**EXERCISE DESCRIPTION:**
Each line of the listing that contains "Elaboración" should be found and copied.

····················

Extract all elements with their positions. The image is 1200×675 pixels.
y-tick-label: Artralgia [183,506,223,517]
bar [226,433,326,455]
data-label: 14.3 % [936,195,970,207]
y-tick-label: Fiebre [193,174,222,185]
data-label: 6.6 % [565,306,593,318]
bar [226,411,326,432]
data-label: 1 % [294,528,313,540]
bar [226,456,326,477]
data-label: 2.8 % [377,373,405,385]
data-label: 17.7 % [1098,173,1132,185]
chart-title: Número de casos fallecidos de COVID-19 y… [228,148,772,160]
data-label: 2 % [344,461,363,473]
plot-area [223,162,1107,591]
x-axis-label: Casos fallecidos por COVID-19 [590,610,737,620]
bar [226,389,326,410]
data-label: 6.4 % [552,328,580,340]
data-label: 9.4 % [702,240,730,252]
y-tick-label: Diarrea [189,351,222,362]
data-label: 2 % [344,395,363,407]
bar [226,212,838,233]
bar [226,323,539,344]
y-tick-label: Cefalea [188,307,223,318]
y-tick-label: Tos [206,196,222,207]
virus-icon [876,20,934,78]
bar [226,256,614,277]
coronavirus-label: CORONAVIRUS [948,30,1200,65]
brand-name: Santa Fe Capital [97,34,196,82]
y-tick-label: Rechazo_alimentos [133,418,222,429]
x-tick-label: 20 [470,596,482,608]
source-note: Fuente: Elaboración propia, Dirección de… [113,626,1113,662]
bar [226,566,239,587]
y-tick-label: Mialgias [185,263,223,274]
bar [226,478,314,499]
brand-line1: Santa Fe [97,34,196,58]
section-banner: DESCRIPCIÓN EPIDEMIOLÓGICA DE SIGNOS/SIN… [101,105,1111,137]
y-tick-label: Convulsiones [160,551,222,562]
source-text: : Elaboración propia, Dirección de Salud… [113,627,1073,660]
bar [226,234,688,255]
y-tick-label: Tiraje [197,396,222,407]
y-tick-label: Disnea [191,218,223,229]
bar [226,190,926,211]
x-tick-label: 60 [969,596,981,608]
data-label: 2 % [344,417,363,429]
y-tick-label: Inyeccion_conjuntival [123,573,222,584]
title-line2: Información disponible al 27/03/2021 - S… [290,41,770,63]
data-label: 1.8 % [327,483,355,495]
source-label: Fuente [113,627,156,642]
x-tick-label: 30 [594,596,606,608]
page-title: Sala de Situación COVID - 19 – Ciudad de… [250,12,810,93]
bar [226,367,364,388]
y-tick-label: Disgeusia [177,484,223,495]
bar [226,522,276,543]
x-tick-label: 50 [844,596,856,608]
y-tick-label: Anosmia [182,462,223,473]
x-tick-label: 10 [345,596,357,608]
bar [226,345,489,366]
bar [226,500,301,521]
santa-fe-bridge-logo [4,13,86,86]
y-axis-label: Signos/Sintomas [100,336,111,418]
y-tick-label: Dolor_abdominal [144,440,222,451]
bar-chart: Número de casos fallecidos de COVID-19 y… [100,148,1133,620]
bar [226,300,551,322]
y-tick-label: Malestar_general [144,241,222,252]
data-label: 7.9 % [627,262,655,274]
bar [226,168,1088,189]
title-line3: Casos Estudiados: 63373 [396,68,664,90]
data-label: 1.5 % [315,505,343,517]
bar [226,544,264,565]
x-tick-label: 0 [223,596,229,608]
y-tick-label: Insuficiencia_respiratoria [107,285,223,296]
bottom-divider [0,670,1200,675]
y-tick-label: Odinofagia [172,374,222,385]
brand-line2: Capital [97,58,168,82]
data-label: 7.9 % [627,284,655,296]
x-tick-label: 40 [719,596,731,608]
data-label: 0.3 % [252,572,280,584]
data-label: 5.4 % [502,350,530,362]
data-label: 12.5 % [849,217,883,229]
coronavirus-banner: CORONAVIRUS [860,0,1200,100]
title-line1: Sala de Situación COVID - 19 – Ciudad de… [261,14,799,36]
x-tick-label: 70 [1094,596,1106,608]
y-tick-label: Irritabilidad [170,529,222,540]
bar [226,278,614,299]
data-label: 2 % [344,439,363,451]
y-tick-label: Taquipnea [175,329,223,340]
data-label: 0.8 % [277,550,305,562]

····················

**OUTPUT OF THE TASK:**
source-note: Fuente: Elaboración propia, Dirección de… [113,626,1113,662]
source-text: : Elaboración propia, Dirección de Salud… [113,627,1073,660]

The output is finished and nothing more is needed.